======== Supplied material ========
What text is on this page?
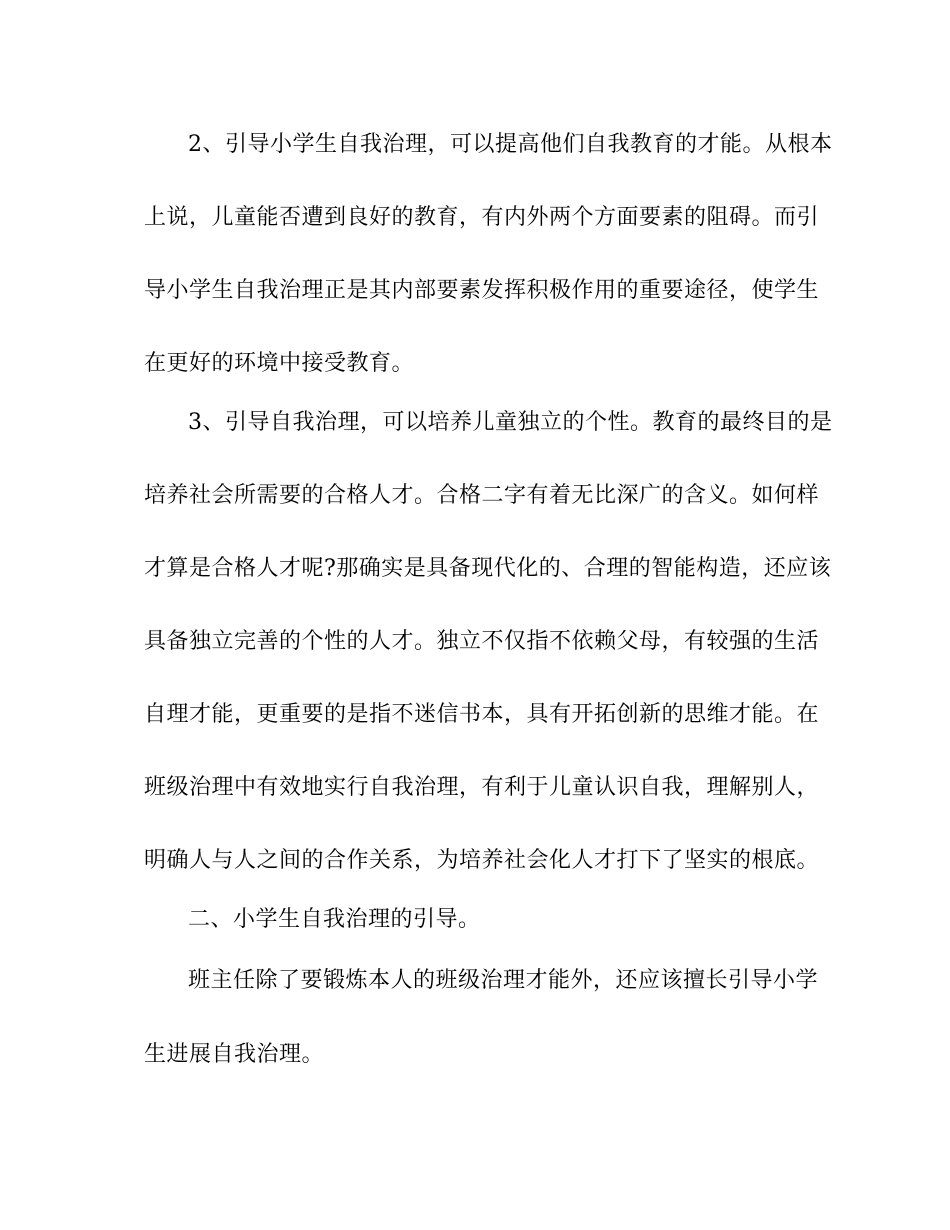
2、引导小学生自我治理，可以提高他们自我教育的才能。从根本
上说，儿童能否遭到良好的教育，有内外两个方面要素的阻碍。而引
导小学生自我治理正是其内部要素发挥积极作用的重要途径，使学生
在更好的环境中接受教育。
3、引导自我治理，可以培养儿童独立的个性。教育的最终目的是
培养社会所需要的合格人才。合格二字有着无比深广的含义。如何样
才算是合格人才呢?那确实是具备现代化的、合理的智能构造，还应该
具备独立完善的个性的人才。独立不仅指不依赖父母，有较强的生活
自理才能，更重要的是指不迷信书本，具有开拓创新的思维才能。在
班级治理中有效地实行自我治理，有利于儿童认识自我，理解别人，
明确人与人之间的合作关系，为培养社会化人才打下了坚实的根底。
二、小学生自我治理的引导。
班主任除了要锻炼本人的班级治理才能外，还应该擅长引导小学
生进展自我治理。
========
======== Supplied material ========
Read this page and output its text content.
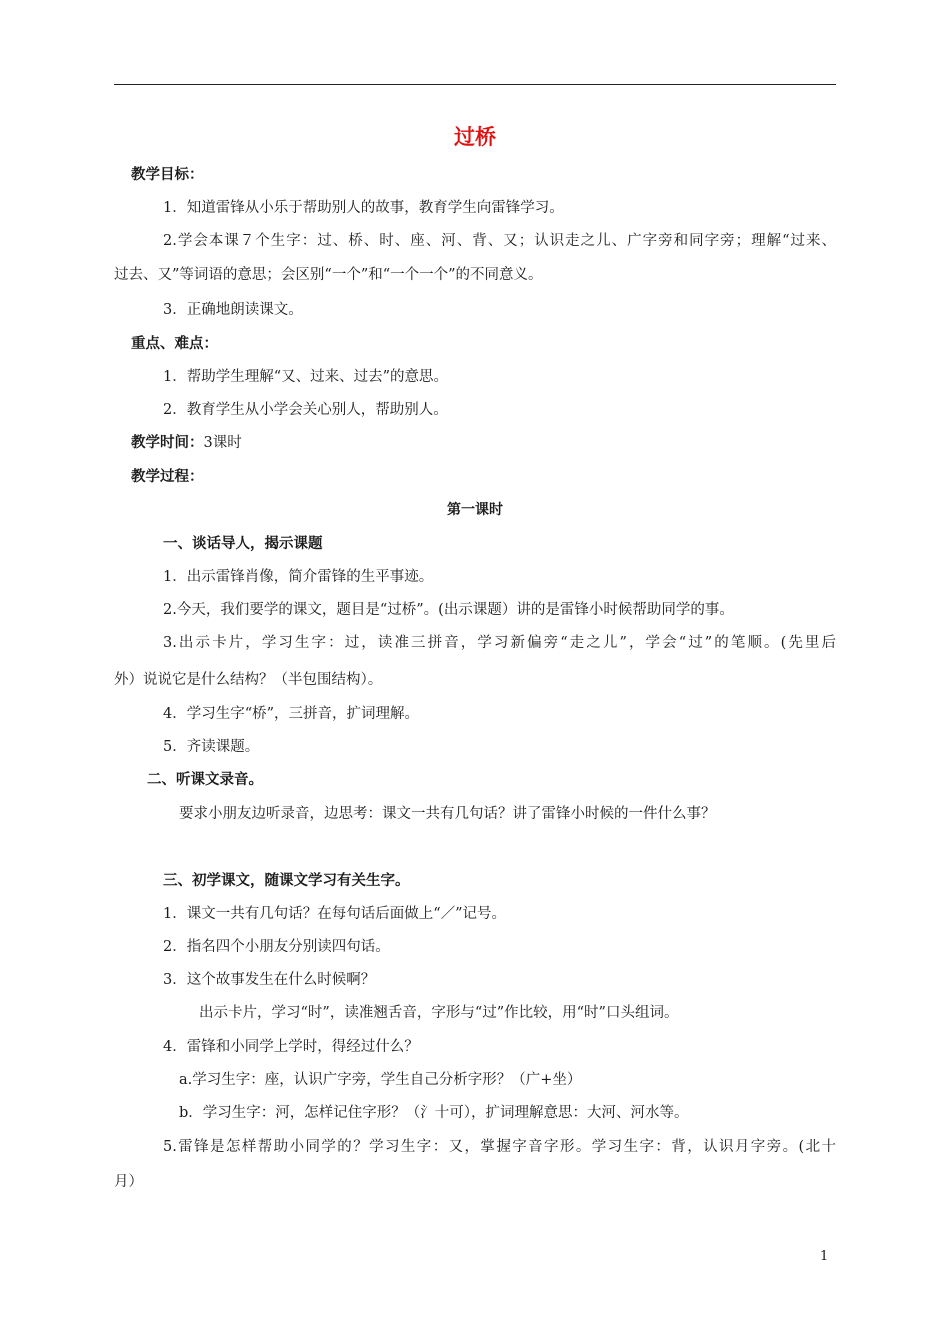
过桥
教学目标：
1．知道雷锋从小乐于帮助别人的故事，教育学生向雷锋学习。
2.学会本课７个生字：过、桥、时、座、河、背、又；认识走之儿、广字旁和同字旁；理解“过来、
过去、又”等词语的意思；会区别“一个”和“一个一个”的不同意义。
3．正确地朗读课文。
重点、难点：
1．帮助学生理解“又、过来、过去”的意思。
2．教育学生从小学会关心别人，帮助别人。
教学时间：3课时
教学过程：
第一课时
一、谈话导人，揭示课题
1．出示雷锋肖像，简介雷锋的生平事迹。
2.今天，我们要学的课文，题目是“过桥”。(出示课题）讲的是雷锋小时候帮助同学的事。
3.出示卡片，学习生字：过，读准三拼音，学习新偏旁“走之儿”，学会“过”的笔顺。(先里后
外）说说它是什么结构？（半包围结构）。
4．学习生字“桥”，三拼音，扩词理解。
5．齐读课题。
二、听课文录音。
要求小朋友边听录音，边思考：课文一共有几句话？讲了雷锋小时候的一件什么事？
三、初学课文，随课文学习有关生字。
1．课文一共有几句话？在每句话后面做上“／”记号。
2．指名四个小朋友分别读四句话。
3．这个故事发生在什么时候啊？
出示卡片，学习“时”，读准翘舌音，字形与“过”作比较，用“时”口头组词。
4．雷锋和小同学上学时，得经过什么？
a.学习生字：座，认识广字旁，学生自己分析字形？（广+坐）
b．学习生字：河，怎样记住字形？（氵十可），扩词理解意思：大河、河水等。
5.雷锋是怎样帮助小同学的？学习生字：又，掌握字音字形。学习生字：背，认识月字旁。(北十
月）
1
========
Reply with the number of lines in the preceding entries that contain "出示卡片", and no other words.

__Response to the task__
2